+++ SUPPLIED INFORMATION

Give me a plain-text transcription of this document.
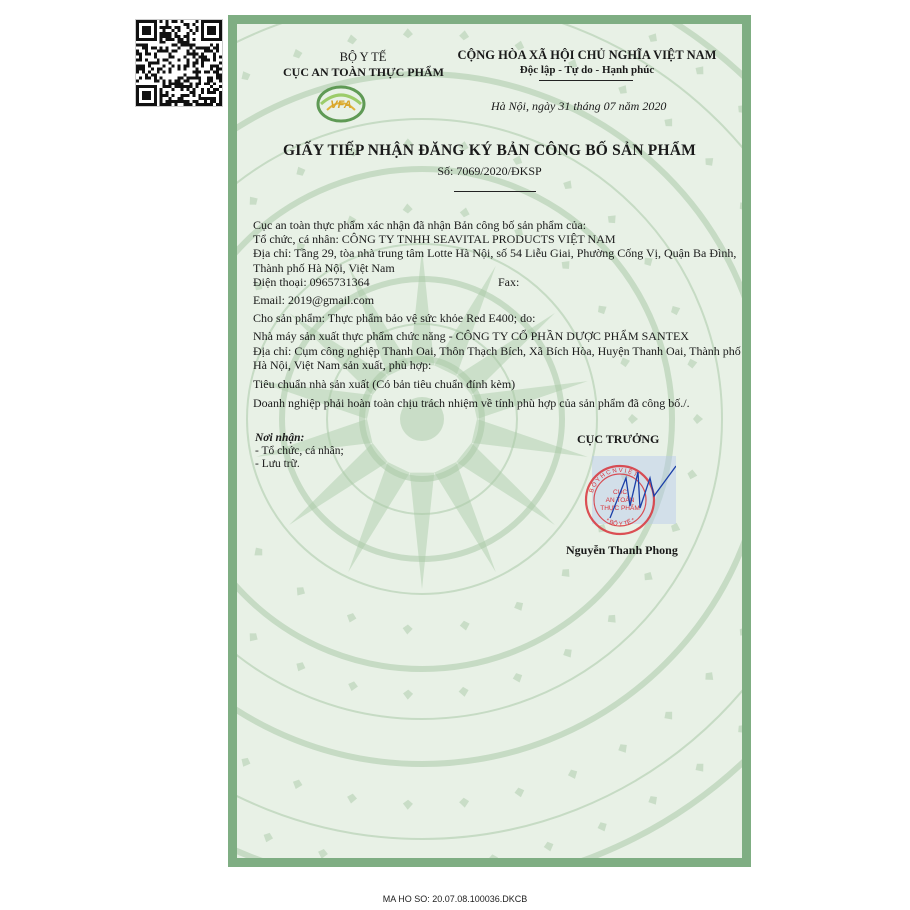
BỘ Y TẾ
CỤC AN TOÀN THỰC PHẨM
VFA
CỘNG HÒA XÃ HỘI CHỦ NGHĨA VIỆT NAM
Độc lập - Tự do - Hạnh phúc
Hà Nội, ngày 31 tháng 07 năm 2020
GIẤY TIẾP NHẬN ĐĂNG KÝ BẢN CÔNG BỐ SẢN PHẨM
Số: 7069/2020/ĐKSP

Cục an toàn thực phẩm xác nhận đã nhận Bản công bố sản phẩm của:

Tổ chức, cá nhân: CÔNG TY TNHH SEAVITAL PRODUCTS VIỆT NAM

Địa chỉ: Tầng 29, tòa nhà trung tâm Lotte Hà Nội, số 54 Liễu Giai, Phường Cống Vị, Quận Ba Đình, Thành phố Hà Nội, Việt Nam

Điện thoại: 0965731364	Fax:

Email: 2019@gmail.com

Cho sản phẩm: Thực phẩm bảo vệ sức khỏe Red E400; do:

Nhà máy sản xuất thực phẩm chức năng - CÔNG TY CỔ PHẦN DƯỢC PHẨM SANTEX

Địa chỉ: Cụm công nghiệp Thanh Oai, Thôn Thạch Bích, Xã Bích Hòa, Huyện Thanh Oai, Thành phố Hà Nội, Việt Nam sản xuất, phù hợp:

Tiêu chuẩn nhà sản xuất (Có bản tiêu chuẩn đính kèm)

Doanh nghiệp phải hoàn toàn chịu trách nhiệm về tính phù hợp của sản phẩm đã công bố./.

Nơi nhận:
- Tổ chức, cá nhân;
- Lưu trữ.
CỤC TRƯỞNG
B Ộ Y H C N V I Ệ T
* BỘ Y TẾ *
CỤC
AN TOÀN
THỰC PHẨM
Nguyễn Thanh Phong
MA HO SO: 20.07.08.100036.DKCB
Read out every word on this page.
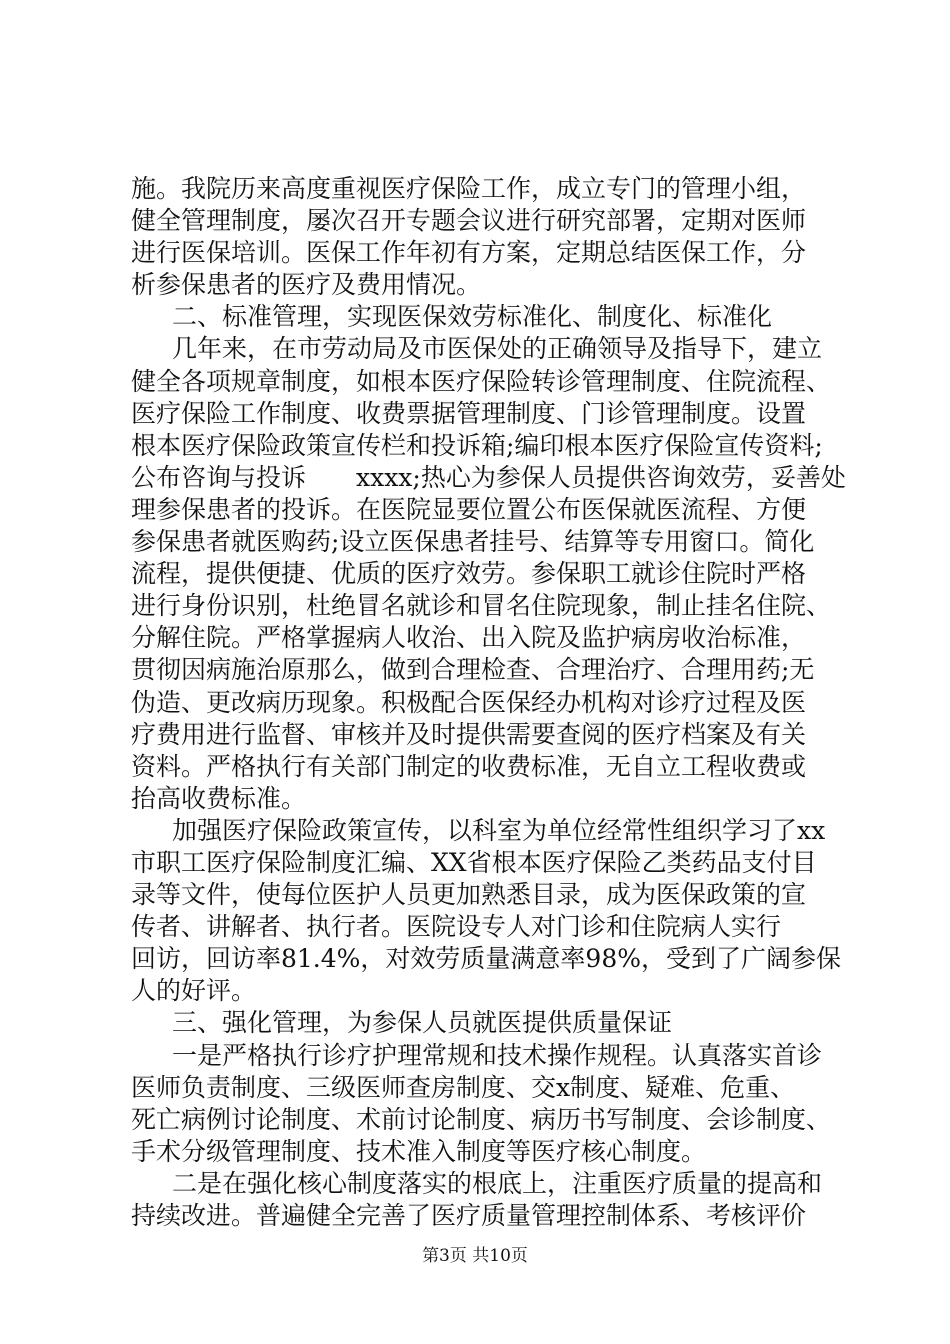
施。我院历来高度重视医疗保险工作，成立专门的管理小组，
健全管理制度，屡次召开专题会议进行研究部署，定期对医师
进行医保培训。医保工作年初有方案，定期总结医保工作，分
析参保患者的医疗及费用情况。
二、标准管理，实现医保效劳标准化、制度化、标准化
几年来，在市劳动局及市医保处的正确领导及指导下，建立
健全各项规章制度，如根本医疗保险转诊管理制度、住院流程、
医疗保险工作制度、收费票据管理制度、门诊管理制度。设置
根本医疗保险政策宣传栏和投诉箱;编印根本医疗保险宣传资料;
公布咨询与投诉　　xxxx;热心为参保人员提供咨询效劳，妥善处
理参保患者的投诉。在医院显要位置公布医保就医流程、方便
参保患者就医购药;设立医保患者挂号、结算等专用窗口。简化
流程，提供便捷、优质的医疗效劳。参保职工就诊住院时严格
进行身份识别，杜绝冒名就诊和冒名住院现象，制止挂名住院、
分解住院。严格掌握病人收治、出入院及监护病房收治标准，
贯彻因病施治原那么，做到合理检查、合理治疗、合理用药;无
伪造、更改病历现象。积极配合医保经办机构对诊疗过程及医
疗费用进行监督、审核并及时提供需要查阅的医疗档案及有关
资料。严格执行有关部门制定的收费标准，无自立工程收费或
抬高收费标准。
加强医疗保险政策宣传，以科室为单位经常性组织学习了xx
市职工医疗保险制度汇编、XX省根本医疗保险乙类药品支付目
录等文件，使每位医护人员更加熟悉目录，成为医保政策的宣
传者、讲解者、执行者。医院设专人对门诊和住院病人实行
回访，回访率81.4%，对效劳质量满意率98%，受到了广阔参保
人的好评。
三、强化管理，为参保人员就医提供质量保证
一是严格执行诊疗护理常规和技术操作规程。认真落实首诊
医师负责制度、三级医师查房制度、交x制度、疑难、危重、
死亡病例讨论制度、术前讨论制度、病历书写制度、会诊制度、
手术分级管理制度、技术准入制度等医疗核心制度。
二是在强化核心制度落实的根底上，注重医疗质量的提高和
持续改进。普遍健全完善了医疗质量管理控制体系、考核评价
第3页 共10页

++++++
+++ SUPPLIED INFORMATION

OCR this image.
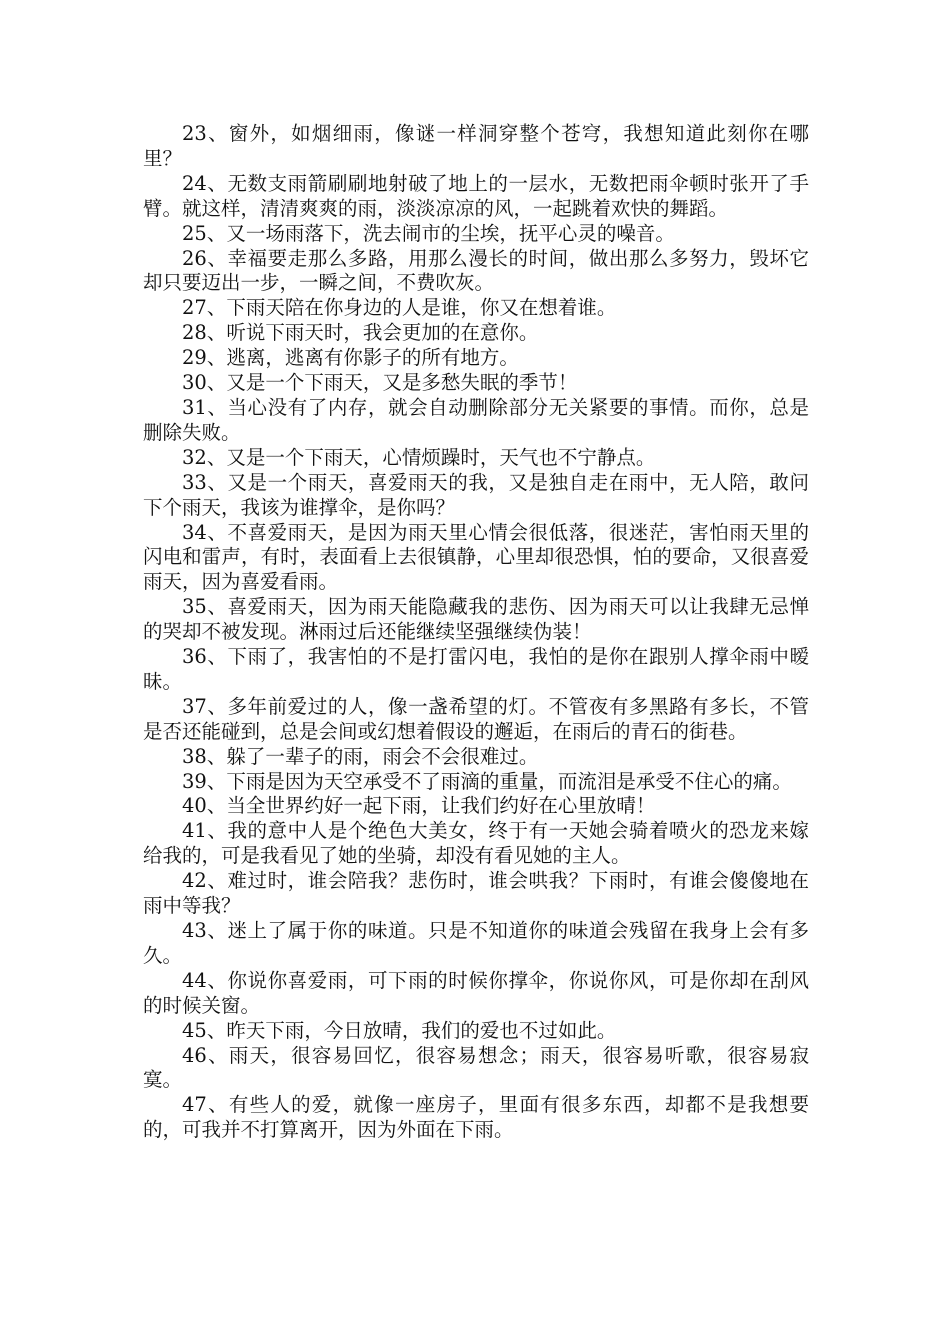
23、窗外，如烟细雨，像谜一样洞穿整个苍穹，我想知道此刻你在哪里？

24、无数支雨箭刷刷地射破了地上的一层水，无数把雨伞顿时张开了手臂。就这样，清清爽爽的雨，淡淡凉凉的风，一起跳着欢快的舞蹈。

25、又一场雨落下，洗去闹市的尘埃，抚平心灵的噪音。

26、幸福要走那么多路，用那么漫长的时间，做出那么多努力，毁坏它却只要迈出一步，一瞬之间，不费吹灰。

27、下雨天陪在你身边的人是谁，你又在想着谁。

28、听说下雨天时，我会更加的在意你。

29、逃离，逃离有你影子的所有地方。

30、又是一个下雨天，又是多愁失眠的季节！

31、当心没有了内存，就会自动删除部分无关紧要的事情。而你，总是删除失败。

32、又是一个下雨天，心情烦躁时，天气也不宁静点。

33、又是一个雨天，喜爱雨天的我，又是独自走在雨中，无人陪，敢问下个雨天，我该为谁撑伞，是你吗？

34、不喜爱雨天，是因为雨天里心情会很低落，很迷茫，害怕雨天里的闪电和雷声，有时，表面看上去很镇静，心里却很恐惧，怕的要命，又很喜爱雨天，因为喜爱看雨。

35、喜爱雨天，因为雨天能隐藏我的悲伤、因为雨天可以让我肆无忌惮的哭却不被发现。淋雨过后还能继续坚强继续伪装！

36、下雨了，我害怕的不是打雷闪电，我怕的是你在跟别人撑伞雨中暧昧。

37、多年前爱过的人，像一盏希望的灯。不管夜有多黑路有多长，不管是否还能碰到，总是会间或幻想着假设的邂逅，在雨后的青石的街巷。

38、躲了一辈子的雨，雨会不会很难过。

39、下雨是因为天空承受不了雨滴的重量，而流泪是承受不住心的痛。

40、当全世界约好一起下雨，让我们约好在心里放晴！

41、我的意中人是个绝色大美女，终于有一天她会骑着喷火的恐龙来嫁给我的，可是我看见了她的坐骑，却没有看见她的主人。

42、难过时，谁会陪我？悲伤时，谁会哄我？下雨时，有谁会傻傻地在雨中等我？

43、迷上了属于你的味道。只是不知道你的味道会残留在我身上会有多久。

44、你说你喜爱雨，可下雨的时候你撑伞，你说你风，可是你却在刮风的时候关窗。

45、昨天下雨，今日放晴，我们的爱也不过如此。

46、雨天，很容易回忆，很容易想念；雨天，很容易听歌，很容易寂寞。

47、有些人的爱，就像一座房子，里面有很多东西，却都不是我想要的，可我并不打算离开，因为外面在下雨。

++++++
+++ SUPPLIED INFORMATION

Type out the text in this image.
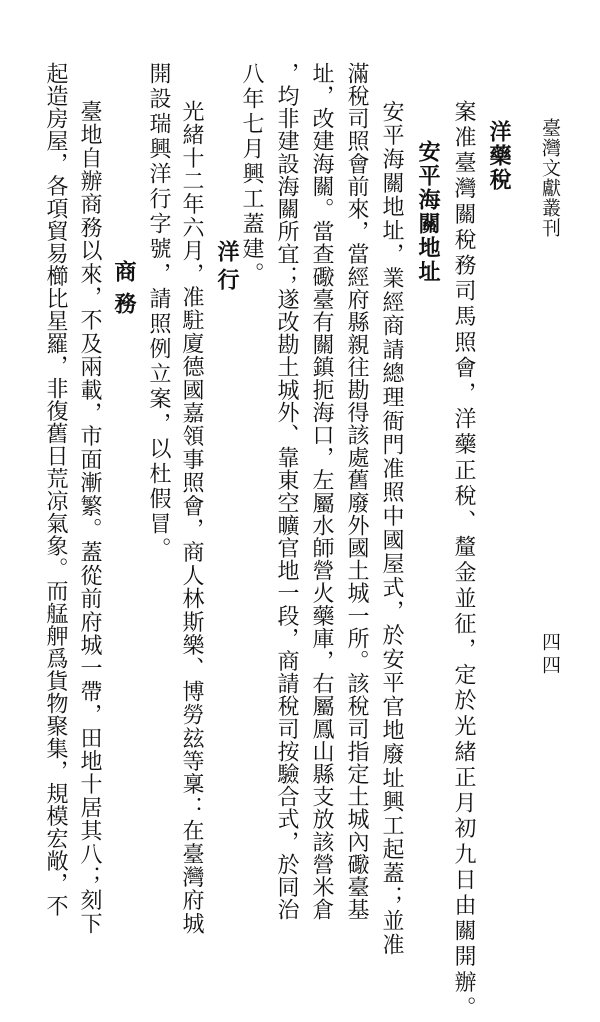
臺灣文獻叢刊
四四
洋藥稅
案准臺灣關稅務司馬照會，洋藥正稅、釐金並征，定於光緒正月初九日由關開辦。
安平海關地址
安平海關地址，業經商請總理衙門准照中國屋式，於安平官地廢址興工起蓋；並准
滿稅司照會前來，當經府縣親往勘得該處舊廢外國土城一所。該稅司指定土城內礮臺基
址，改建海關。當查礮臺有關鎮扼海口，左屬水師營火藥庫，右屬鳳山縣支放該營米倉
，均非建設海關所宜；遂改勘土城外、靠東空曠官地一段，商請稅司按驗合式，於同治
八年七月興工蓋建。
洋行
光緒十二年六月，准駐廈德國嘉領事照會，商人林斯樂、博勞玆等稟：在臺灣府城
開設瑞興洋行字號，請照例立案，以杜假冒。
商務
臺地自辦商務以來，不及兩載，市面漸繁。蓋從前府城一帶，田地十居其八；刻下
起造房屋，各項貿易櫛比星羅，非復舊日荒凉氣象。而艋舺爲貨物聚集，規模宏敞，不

++++++

THE REQUEST.
Every line that holds the word "又是一个下雨天" should be extracted.

OUTPUT.
30、又是一个下雨天，又是多愁失眠的季节！
32、又是一个下雨天，心情烦躁时，天气也不宁静点。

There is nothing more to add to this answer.